In the passage on the Danes' Pad route below, what breadth did Thornber measure for the causeway at its crown and at its base near the Main Dyke?

_GIVEN PASSAGE:_
----------

The Route - part 2

Down in the Valley

Following the Danes' Pad further on the six inch O.S. map of 1845, it passes to the east of Mythop Hall, where its line becomes single once more as it reaches the high ground. Members of the (Blackpool &) Fylde Historical Society dug trial holes in this area in 1984, but found nothing. As the line continues into the next valley, it again becomes double before terminating abruptly just south of the Main Dyke. However, it re-emerges north of the dyke, double-lined and still on the same north-westerly alignment as the Weeton Moss section.Here it clips the eastern corner of a field called “Daines Path Carr” in the Hardhorn-with-Newton Tithe Award of 1838.

It would be nice to be able to regard this as solid folk-lore evidence for the Roman road. But it does seem strange that Thornber, who seems to have been fond of quoting field names, should not have mentioned this one, out of all of them! By 1838, the farmer is likely to have known about Thornber's explanation of the feature in the field, either directly or through his History of Blackpool. Unfortunately, publication contaminates tradition and there now seems no means of proving that the field was not given its name at this time.

Thornber had written in 1837 that, going south, the road “crosses the ‘Main Dyke’, in the cutting of which its materials were particularly observable; thence it stretches across ‘Puddle-carr’, where it lies on the moss to the depth of two yards in gravel”. Although the Tithe map shows Puddle Carr to be south of the dyke, it lies about 250 metres to the north-east of where the Danes' Pad crosses the dyke on the O.S. map. Once again Thornber's description can be seen to be misleading or confused. It may be significant that he had a drink-problem, through which he was forced to resign his living a few years later. Fortunately, his account of 1851 is more coherent:—

“After passing over the next hill from Weeton, we behold the agger crossing another valley, through which a ‘main dyke’ has been cut, bisecting the road. We are now near Benson's Farm, Staining, in the Parish of Poulton, and not far from its Mere, generally known by the name of Marton Mere, where on the cutting of the above mentioned dyke, the waters left bare a brass celt, two skin boats, and a skin cap without a seam. These the Rev. Mr. Buck inspected in Poulton. Many shoes and pieces of iron have been taken yearly out of the causeway here, as its materials, land gravel, are carted away for the repair of the highways. I have measured it and found its breadth at the crown about twelve yards and its base twenty, whereas on the sound land it is not more than eight or ten yards. There are no signs of ruts — and I doubt whether any wheeled carriage was used thereon — whilst I can prove that sledges were; for as we walk up to the farm-house and look at the oak-posts at the first gate, we may see the sides of a sledge which were dug out of the agger.”

Watkin wrote that the gravel here was two yards in thickness as late as 1880. Yet, on the first 25 inch map, produced 12 years later, the road here was represented by just a single dotted line.

----------

_SOURCE MATERIAL:_
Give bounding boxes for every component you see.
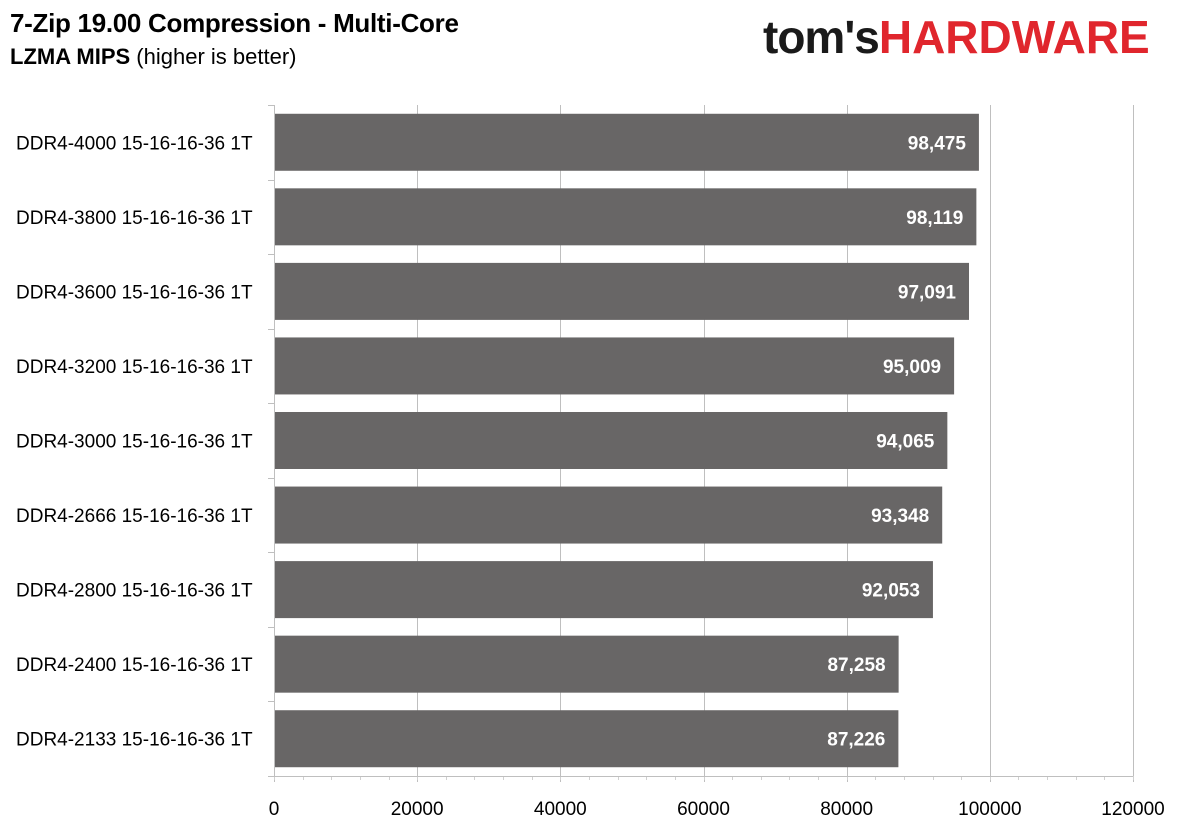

----------

_COMPLETE OUTPUT:_
About twelve yards at the crown and twenty yards at the base.